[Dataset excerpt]
########################################

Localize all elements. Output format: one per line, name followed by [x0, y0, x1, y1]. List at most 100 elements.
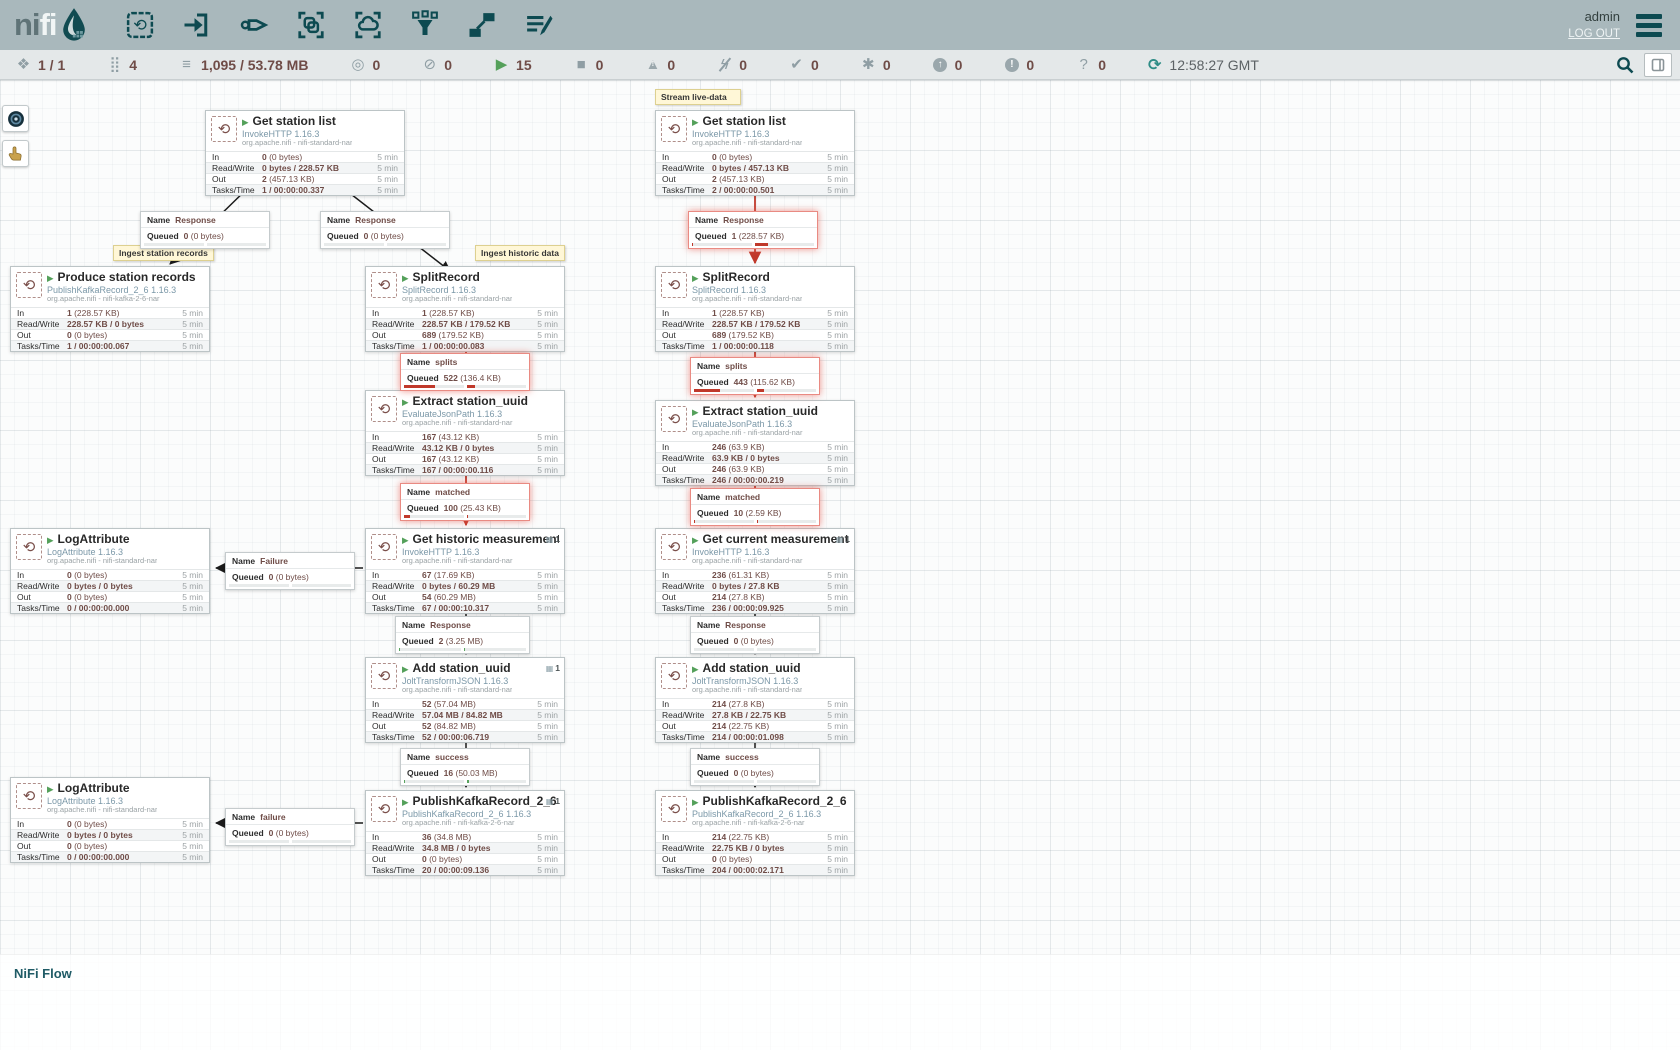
remote-process-group-icon[interactable] [351, 8, 385, 42]
connection-label[interactable]: NamefailureQueued0 (0 bytes) [225, 808, 355, 846]
operate-palette-button[interactable] [2, 140, 29, 167]
stat-label: Read/Write [662, 163, 712, 173]
transmitting-icon: ◎ [350, 57, 365, 72]
threads-badge-icon: ▦ [546, 535, 554, 544]
stat-value: 0 bytes / 457.13 KB [712, 163, 827, 173]
output-port-icon[interactable] [237, 8, 271, 42]
refresh-icon[interactable]: ⟳ [1148, 55, 1161, 75]
connection-label[interactable]: NameResponseQueued0 (0 bytes) [690, 616, 820, 654]
connection-label[interactable]: NamematchedQueued10 (2.59 KB) [690, 488, 820, 526]
processor-node[interactable]: ⟲▶SplitRecordSplitRecord 1.16.3org.apach… [655, 266, 855, 352]
stat-row: In246 (63.9 KB)5 min [656, 441, 854, 452]
connection-label[interactable]: NameFailureQueued0 (0 bytes) [225, 552, 355, 590]
status-invalid: ▲!0 [645, 57, 675, 73]
stat-row: Tasks/Time1 / 00:00:00.0675 min [11, 340, 209, 351]
stat-window: 5 min [537, 710, 558, 720]
global-menu-button[interactable] [1636, 14, 1662, 37]
processor-node[interactable]: ⟲▶Get station listInvokeHTTP 1.16.3org.a… [205, 110, 405, 196]
status-stale-count: 0 [955, 57, 963, 73]
breadcrumb[interactable]: NiFi Flow [14, 966, 72, 981]
run-status-running-icon: ▶ [242, 118, 249, 128]
stat-row: In0 (0 bytes)5 min [11, 569, 209, 580]
processor-bundle: org.apache.nifi - nifi-standard-nar [402, 686, 512, 695]
template-icon[interactable] [465, 8, 499, 42]
stat-row: In0 (0 bytes)5 min [656, 151, 854, 162]
connection-queued-value: 2 (3.25 MB) [439, 636, 483, 646]
stat-value: 2 / 00:00:00.501 [712, 185, 827, 195]
stat-row: Tasks/Time0 / 00:00:00.0005 min [11, 851, 209, 862]
status-queued: ≡1,095 / 53.78 MB [179, 57, 308, 73]
processor-node[interactable]: ⟲▶Extract station_uuidEvaluateJsonPath 1… [365, 390, 565, 476]
processor-name: LogAttribute [58, 782, 130, 796]
queue-percent-bars [691, 780, 819, 785]
connection-label[interactable]: NameResponseQueued0 (0 bytes) [320, 211, 450, 249]
processor-node[interactable]: ⟲▶PublishKafkaRecord_2_6PublishKafkaReco… [365, 790, 565, 876]
flow-canvas[interactable]: ⟲▶Get station listInvokeHTTP 1.16.3org.a… [0, 80, 1680, 1050]
status-stale: ↑0 [933, 57, 963, 73]
stat-window: 5 min [537, 581, 558, 591]
connection-label[interactable]: NameResponseQueued2 (3.25 MB) [395, 616, 530, 654]
connection-label[interactable]: NamesuccessQueued0 (0 bytes) [690, 748, 820, 786]
last-refresh-time: 12:58:27 GMT [1169, 57, 1259, 73]
queue-percent-bars [321, 243, 449, 248]
processor-node[interactable]: ⟲▶LogAttributeLogAttribute 1.16.3org.apa… [10, 777, 210, 863]
stat-window: 5 min [537, 832, 558, 842]
stat-row: Read/Write57.04 MB / 84.82 MB5 min [366, 709, 564, 720]
funnel-icon[interactable] [408, 8, 442, 42]
stat-row: Read/Write0 bytes / 0 bytes5 min [11, 580, 209, 591]
processor-icon: ⟲ [371, 396, 397, 422]
stat-value: 0 / 00:00:00.000 [67, 852, 182, 862]
connection-queued-value: 522 (136.4 KB) [444, 373, 501, 383]
connection-label[interactable]: NamesplitsQueued522 (136.4 KB) [400, 353, 530, 391]
processor-node[interactable]: ⟲▶SplitRecordSplitRecord 1.16.3org.apach… [365, 266, 565, 352]
processor-icon: ⟲ [16, 272, 42, 298]
connection-name-label: Name [232, 556, 255, 566]
processor-node[interactable]: ⟲▶Get current measurementInvokeHTTP 1.16… [655, 528, 855, 614]
stat-window: 5 min [537, 732, 558, 742]
connection-label[interactable]: NamesuccessQueued16 (50.03 MB) [400, 748, 530, 786]
processor-node[interactable]: ⟲▶Produce station recordsPublishKafkaRec… [10, 266, 210, 352]
status-locally-modified-count: 0 [883, 57, 891, 73]
logout-link[interactable]: LOG OUT [1568, 26, 1620, 43]
processor-node[interactable]: ⟲▶PublishKafkaRecord_2_6PublishKafkaReco… [655, 790, 855, 876]
status-not-transmitting: ⊘0 [422, 57, 452, 73]
stat-row: In0 (0 bytes)5 min [11, 818, 209, 829]
processor-node[interactable]: ⟲▶LogAttributeLogAttribute 1.16.3org.apa… [10, 528, 210, 614]
input-port-icon[interactable] [180, 8, 214, 42]
processor-icon: ⟲ [371, 534, 397, 560]
processor-node[interactable]: ⟲▶Add station_uuidJoltTransformJSON 1.16… [365, 657, 565, 743]
connection-label[interactable]: NamesplitsQueued443 (115.62 KB) [690, 357, 820, 395]
stat-value: 0 / 00:00:00.000 [67, 603, 182, 613]
stat-row: Read/Write228.57 KB / 179.52 KB5 min [366, 318, 564, 329]
processor-header: ⟲▶LogAttributeLogAttribute 1.16.3org.apa… [11, 529, 209, 569]
status-running: ▶15 [494, 57, 532, 73]
stat-row: Out0 (0 bytes)5 min [656, 853, 854, 864]
stat-window: 5 min [182, 592, 203, 602]
stat-label: Read/Write [17, 830, 67, 840]
connection-name-value: Response [725, 620, 766, 630]
connection-label[interactable]: NameResponseQueued1 (228.57 KB) [688, 211, 818, 249]
stat-row: Read/Write0 bytes / 228.57 KB5 min [206, 162, 404, 173]
connection-queued-value: 0 (0 bytes) [734, 768, 774, 778]
sidebar-toggle-button[interactable] [1644, 53, 1672, 77]
processor-node[interactable]: ⟲▶Get station listInvokeHTTP 1.16.3org.a… [655, 110, 855, 196]
canvas-label[interactable]: Ingest historic data [475, 245, 565, 261]
stat-label: Tasks/Time [17, 341, 67, 351]
process-group-icon[interactable] [294, 8, 328, 42]
label-icon[interactable] [522, 8, 556, 42]
navigate-palette-button[interactable] [2, 105, 29, 132]
canvas-label[interactable]: Stream live-data [655, 89, 741, 105]
connection-name-value: Response [355, 215, 396, 225]
processor-node[interactable]: ⟲▶Get historic measurementsInvokeHTTP 1.… [365, 528, 565, 614]
processor-node[interactable]: ⟲▶Add station_uuidJoltTransformJSON 1.16… [655, 657, 855, 743]
connection-label[interactable]: NamematchedQueued100 (25.43 KB) [400, 483, 530, 521]
processor-node[interactable]: ⟲▶Extract station_uuidEvaluateJsonPath 1… [655, 400, 855, 486]
connection-queued-value: 100 (25.43 KB) [444, 503, 501, 513]
stat-window: 5 min [827, 453, 848, 463]
stopped-icon: ■ [574, 57, 589, 72]
queue-percent-bars [401, 515, 529, 520]
connection-label[interactable]: NameResponseQueued0 (0 bytes) [140, 211, 270, 249]
search-icon[interactable] [1616, 56, 1634, 74]
stat-label: In [17, 819, 67, 829]
processor-icon[interactable]: ⟲ [123, 8, 157, 42]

########################################

• [Given exercise]
Put the lines of the dataset excerpt above into a numbered list, leaving out blank lines and pictures.

• [Solution below]
1. Localize all elements. Output format: one per line, name followed by [x0, y0, x1, y1]. List at most 100 elements.
2. remote-process-group-icon[interactable] [351, 8, 385, 42]
3. connection-label[interactable]: NamefailureQueued0 (0 bytes) [225, 808, 355, 846]
4. operate-palette-button[interactable] [2, 140, 29, 167]
5. stat-label: Read/Write [662, 163, 712, 173]
6. transmitting-icon: ◎ [350, 57, 365, 72]
7. threads-badge-icon: ▦ [546, 535, 554, 544]
8. stat-value: 0 bytes / 457.13 KB [712, 163, 827, 173]
9. output-port-icon[interactable] [237, 8, 271, 42]
10. refresh-icon[interactable]: ⟳ [1148, 55, 1161, 75]
11. connection-label[interactable]: NameResponseQueued0 (0 bytes) [690, 616, 820, 654]
12. connection-label[interactable]: NamematchedQueued10 (2.59 KB) [690, 488, 820, 526]
13. processor-node[interactable]: ⟲▶SplitRecordSplitRecord 1.16.3org.apach… [655, 266, 855, 352]
14. stat-row: In246 (63.9 KB)5 min [656, 441, 854, 452]
15. connection-label[interactable]: NameFailureQueued0 (0 bytes) [225, 552, 355, 590]
16. status-invalid: ▲!0 [645, 57, 675, 73]
17. stat-row: Tasks/Time1 / 00:00:00.0675 min [11, 340, 209, 351]
18. stat-window: 5 min [537, 710, 558, 720]
19. global-menu-button[interactable] [1636, 14, 1662, 37]
20. processor-node[interactable]: ⟲▶Get station listInvokeHTTP 1.16.3org.a… [205, 110, 405, 196]
21. status-stale-count: 0 [955, 57, 963, 73]
22. breadcrumb[interactable]: NiFi Flow [14, 966, 72, 981]
23. run-status-running-icon: ▶ [242, 118, 249, 128]
24. stat-row: In0 (0 bytes)5 min [11, 569, 209, 580]
25. processor-bundle: org.apache.nifi - nifi-standard-nar [402, 686, 512, 695]
26. template-icon[interactable] [465, 8, 499, 42]
27. stat-row: In0 (0 bytes)5 min [656, 151, 854, 162]
28. connection-queued-value: 2 (3.25 MB) [439, 636, 483, 646]
29. stat-value: 2 / 00:00:00.501 [712, 185, 827, 195]
30. stat-row: Tasks/Time0 / 00:00:00.0005 min [11, 851, 209, 862]
31. status-queued: ≡1,095 / 53.78 MB [179, 57, 308, 73]
32. processor-node[interactable]: ⟲▶Extract station_uuidEvaluateJsonPath 1… [365, 390, 565, 476]
33. processor-name: LogAttribute [58, 782, 130, 796]
34. queue-percent-bars [691, 780, 819, 785]
35. connection-label[interactable]: NameResponseQueued0 (0 bytes) [320, 211, 450, 249]
36. processor-node[interactable]: ⟲▶PublishKafkaRecord_2_6PublishKafkaReco… [365, 790, 565, 876]
37. flow-canvas[interactable]: ⟲▶Get station listInvokeHTTP 1.16.3org.a… [0, 80, 1680, 1050]
38. status-stale: ↑0 [933, 57, 963, 73]
39. stat-window: 5 min [537, 581, 558, 591]
40. connection-label[interactable]: NameResponseQueued2 (3.25 MB) [395, 616, 530, 654]
41. connection-label[interactable]: NamesuccessQueued0 (0 bytes) [690, 748, 820, 786]
42. last-refresh-time: 12:58:27 GMT [1169, 57, 1259, 73]
43. queue-percent-bars [321, 243, 449, 248]
44. processor-node[interactable]: ⟲▶LogAttributeLogAttribute 1.16.3org.apa… [10, 777, 210, 863]
45. stat-window: 5 min [537, 832, 558, 842]
46. stat-row: Read/Write57.04 MB / 84.82 MB5 min [366, 709, 564, 720]
47. funnel-icon[interactable] [408, 8, 442, 42]
48. stat-row: Read/Write0 bytes / 0 bytes5 min [11, 580, 209, 591]
49. processor-icon: ⟲ [371, 396, 397, 422]
50. stat-value: 0 / 00:00:00.000 [67, 852, 182, 862]
51. connection-queued-value: 522 (136.4 KB) [444, 373, 501, 383]
52. connection-label[interactable]: NamesplitsQueued522 (136.4 KB) [400, 353, 530, 391]
53. processor-node[interactable]: ⟲▶SplitRecordSplitRecord 1.16.3org.apach… [365, 266, 565, 352]
54. processor-icon: ⟲ [16, 272, 42, 298]
55. connection-name-label: Name [232, 556, 255, 566]
56. processor-node[interactable]: ⟲▶Get current measurementInvokeHTTP 1.16… [655, 528, 855, 614]
57. stat-window: 5 min [537, 732, 558, 742]
58. connection-label[interactable]: NamesuccessQueued16 (50.03 MB) [400, 748, 530, 786]
59. processor-node[interactable]: ⟲▶Produce station recordsPublishKafkaRec… [10, 266, 210, 352]
60. status-locally-modified-count: 0 [883, 57, 891, 73]
61. logout-link[interactable]: LOG OUT [1568, 26, 1620, 43]
62. processor-node[interactable]: ⟲▶PublishKafkaRecord_2_6PublishKafkaReco… [655, 790, 855, 876]
63. status-not-transmitting: ⊘0 [422, 57, 452, 73]
64. stat-row: In0 (0 bytes)5 min [11, 818, 209, 829]
65. processor-node[interactable]: ⟲▶LogAttributeLogAttribute 1.16.3org.apa… [10, 528, 210, 614]
66. input-port-icon[interactable] [180, 8, 214, 42]
67. processor-icon: ⟲ [371, 534, 397, 560]
68. processor-node[interactable]: ⟲▶Add station_uuidJoltTransformJSON 1.16… [365, 657, 565, 743]
69. connection-label[interactable]: NamesplitsQueued443 (115.62 KB) [690, 357, 820, 395]
70. stat-value: 0 / 00:00:00.000 [67, 603, 182, 613]
71. stat-row: Read/Write228.57 KB / 179.52 KB5 min [366, 318, 564, 329]
72. processor-header: ⟲▶LogAttributeLogAttribute 1.16.3org.apa… [11, 529, 209, 569]
73. status-running: ▶15 [494, 57, 532, 73]
74. stat-row: Out0 (0 bytes)5 min [656, 853, 854, 864]
75. stat-window: 5 min [182, 592, 203, 602]
76. stat-label: Read/Write [17, 830, 67, 840]
77. connection-name-value: Response [725, 620, 766, 630]
78. connection-label[interactable]: NameResponseQueued1 (228.57 KB) [688, 211, 818, 249]
79. stat-row: Read/Write0 bytes / 228.57 KB5 min [206, 162, 404, 173]
80. connection-queued-value: 0 (0 bytes) [734, 768, 774, 778]
81. sidebar-toggle-button[interactable] [1644, 53, 1672, 77]
82. processor-node[interactable]: ⟲▶Get station listInvokeHTTP 1.16.3org.a… [655, 110, 855, 196]
83. canvas-label[interactable]: Ingest historic data [475, 245, 565, 261]
84. stat-label: Tasks/Time [17, 341, 67, 351]
85. process-group-icon[interactable] [294, 8, 328, 42]
86. label-icon[interactable] [522, 8, 556, 42]
87. navigate-palette-button[interactable] [2, 105, 29, 132]
88. canvas-label[interactable]: Stream live-data [655, 89, 741, 105]
89. connection-name-value: Response [355, 215, 396, 225]
90. processor-node[interactable]: ⟲▶Get historic measurementsInvokeHTTP 1.… [365, 528, 565, 614]
91. processor-node[interactable]: ⟲▶Add station_uuidJoltTransformJSON 1.16… [655, 657, 855, 743]
92. connection-label[interactable]: NamematchedQueued100 (25.43 KB) [400, 483, 530, 521]
93. processor-node[interactable]: ⟲▶Extract station_uuidEvaluateJsonPath 1… [655, 400, 855, 486]
94. connection-queued-value: 100 (25.43 KB) [444, 503, 501, 513]
95. stat-window: 5 min [827, 453, 848, 463]
96. stopped-icon: ■ [574, 57, 589, 72]
97. queue-percent-bars [401, 515, 529, 520]
98. connection-label[interactable]: NameResponseQueued0 (0 bytes) [140, 211, 270, 249]
99. search-icon[interactable] [1616, 56, 1634, 74]
100. stat-label: In [17, 819, 67, 829]
101. processor-icon[interactable]: ⟲ [123, 8, 157, 42]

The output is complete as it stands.